-- What is expected --
For the records below, say how many lines contain the string "Exposition". Give the number only.
===
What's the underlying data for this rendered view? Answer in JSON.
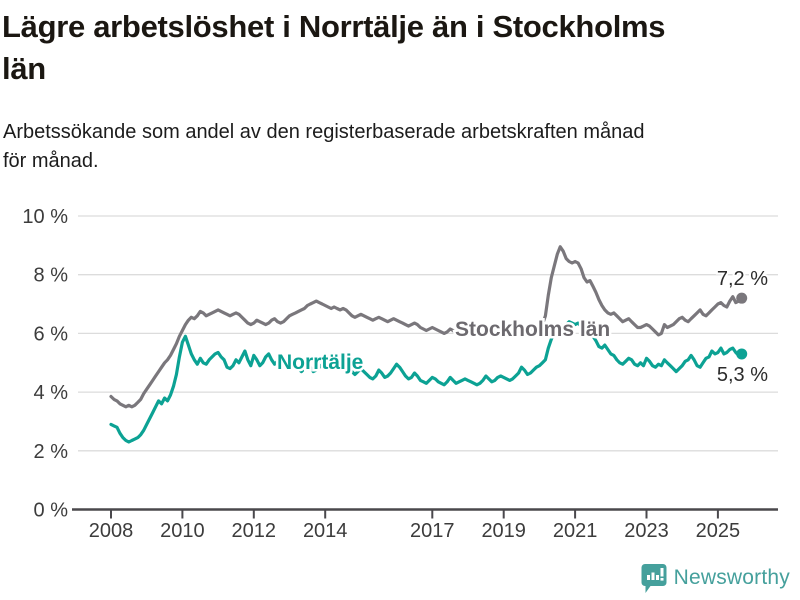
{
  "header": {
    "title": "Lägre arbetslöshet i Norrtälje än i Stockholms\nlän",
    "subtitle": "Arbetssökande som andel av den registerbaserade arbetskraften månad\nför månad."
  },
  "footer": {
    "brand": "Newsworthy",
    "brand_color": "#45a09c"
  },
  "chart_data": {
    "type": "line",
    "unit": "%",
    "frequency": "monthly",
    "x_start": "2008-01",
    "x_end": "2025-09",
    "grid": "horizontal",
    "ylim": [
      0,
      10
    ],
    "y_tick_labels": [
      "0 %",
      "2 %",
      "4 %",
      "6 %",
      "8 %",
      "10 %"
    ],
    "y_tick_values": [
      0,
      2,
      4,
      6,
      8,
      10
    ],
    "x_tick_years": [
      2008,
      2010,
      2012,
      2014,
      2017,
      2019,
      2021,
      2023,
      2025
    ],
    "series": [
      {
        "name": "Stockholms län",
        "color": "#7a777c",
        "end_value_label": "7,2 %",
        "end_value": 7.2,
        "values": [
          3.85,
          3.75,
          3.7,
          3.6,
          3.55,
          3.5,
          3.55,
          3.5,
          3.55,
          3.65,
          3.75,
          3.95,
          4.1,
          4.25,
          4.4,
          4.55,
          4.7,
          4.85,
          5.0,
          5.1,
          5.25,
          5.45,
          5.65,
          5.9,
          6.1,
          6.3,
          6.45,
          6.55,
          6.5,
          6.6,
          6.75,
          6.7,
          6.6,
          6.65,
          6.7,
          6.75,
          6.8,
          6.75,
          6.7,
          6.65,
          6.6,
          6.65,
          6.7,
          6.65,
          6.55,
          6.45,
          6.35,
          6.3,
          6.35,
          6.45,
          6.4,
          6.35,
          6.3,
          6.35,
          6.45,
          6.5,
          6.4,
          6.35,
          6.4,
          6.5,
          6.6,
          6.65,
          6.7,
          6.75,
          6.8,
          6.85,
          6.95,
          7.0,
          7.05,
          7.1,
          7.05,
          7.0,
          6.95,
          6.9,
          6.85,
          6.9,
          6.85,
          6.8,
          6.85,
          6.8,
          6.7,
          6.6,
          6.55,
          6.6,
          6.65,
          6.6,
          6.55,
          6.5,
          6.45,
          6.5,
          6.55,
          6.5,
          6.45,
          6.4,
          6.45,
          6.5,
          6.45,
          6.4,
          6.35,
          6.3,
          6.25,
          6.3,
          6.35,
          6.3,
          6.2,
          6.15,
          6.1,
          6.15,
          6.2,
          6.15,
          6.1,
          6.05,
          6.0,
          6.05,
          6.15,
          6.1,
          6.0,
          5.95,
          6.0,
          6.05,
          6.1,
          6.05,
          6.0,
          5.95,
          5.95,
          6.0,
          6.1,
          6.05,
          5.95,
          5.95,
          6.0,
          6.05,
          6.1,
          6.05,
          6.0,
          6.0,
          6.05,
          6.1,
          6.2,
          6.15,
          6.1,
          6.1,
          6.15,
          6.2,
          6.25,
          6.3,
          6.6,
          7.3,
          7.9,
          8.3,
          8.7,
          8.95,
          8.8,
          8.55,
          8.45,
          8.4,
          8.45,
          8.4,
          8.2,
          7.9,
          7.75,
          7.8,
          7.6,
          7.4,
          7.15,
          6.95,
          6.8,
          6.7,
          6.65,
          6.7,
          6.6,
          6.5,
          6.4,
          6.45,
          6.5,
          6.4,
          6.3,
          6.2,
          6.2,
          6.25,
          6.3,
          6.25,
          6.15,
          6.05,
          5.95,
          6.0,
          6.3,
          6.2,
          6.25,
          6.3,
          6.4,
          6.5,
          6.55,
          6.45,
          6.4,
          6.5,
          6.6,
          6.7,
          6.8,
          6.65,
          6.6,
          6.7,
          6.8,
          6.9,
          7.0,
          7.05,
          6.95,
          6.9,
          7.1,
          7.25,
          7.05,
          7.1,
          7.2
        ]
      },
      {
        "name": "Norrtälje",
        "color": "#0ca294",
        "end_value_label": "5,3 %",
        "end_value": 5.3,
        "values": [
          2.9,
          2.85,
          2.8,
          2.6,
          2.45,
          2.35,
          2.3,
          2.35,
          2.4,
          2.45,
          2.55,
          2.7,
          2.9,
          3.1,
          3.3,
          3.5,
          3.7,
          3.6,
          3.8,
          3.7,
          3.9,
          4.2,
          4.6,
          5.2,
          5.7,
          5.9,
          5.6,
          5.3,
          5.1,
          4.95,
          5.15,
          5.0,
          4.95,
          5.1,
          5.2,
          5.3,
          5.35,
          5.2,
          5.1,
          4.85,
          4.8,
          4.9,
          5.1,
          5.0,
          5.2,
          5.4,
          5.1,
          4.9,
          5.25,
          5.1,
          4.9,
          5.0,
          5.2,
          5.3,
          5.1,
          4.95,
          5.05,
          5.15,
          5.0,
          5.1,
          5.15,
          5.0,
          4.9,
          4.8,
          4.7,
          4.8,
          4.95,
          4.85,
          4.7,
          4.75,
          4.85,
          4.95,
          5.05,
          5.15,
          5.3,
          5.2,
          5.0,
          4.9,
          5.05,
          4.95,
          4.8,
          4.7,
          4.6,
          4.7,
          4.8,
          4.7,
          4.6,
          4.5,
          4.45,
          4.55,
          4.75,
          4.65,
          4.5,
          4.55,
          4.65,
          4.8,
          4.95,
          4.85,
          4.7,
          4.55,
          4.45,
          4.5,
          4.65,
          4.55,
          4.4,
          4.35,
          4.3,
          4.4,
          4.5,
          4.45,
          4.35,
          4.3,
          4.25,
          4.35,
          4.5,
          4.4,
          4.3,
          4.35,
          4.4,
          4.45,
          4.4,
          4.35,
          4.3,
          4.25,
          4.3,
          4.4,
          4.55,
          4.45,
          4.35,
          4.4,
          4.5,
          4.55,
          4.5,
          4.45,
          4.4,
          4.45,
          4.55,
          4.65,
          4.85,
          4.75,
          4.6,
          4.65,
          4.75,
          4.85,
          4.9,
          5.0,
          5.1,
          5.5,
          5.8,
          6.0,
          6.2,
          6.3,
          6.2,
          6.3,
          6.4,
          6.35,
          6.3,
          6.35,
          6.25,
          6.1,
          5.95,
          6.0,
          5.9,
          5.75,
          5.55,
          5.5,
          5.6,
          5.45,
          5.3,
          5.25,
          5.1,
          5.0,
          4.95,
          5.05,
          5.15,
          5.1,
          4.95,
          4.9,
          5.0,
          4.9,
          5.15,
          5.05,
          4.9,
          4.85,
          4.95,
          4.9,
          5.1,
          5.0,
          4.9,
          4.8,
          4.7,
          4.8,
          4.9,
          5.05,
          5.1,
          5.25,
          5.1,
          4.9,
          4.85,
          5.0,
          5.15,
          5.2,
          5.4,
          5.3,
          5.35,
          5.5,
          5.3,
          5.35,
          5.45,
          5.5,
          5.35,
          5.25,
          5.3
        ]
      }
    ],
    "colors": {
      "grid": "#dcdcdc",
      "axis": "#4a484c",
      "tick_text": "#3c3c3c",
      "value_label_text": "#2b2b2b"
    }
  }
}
===
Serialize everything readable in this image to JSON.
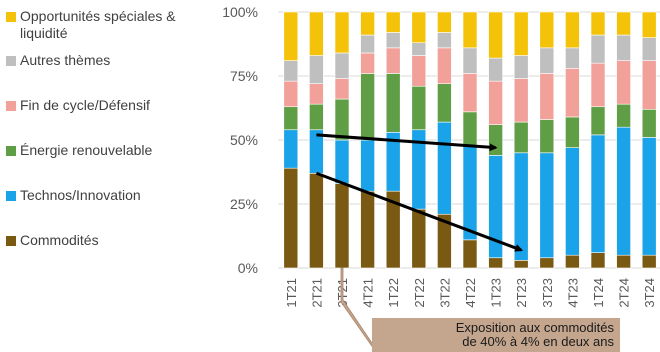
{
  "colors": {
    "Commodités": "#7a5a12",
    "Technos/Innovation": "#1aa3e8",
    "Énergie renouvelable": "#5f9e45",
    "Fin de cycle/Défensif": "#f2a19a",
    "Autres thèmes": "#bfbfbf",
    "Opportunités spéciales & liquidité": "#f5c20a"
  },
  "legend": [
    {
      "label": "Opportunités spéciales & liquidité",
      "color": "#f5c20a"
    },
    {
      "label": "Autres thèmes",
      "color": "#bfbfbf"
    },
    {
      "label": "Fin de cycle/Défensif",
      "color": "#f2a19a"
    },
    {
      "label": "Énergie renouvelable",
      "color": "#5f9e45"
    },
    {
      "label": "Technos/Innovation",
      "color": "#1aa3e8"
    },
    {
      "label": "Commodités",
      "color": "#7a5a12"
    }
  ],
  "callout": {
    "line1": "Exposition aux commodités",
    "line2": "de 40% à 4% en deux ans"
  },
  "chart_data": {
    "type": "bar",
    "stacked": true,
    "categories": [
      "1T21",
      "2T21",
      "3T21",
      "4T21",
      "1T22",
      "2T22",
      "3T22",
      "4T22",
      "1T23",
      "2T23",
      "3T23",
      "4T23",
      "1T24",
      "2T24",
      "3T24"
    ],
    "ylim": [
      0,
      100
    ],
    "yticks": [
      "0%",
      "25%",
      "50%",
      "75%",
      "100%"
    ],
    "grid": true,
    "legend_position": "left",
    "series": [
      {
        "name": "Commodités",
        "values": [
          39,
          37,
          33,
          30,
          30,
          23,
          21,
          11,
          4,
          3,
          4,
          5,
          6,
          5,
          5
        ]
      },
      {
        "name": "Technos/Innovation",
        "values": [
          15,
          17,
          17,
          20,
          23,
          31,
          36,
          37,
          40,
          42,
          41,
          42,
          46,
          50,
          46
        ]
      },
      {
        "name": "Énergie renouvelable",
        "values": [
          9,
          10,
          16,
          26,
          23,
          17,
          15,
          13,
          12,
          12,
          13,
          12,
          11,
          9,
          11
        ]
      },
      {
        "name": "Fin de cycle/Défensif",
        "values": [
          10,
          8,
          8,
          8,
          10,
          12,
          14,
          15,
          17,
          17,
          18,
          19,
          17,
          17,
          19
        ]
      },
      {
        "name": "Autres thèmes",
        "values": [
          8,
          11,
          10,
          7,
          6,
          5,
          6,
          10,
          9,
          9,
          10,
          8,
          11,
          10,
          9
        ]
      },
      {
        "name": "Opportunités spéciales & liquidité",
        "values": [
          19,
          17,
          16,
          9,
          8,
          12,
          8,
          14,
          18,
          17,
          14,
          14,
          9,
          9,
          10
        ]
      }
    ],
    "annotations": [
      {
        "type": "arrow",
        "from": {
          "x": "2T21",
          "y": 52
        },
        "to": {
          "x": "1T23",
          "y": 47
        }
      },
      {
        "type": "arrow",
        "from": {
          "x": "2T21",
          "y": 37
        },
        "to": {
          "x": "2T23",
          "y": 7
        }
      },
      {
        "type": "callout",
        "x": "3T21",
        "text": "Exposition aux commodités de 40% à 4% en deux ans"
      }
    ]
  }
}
===
-- Response --
2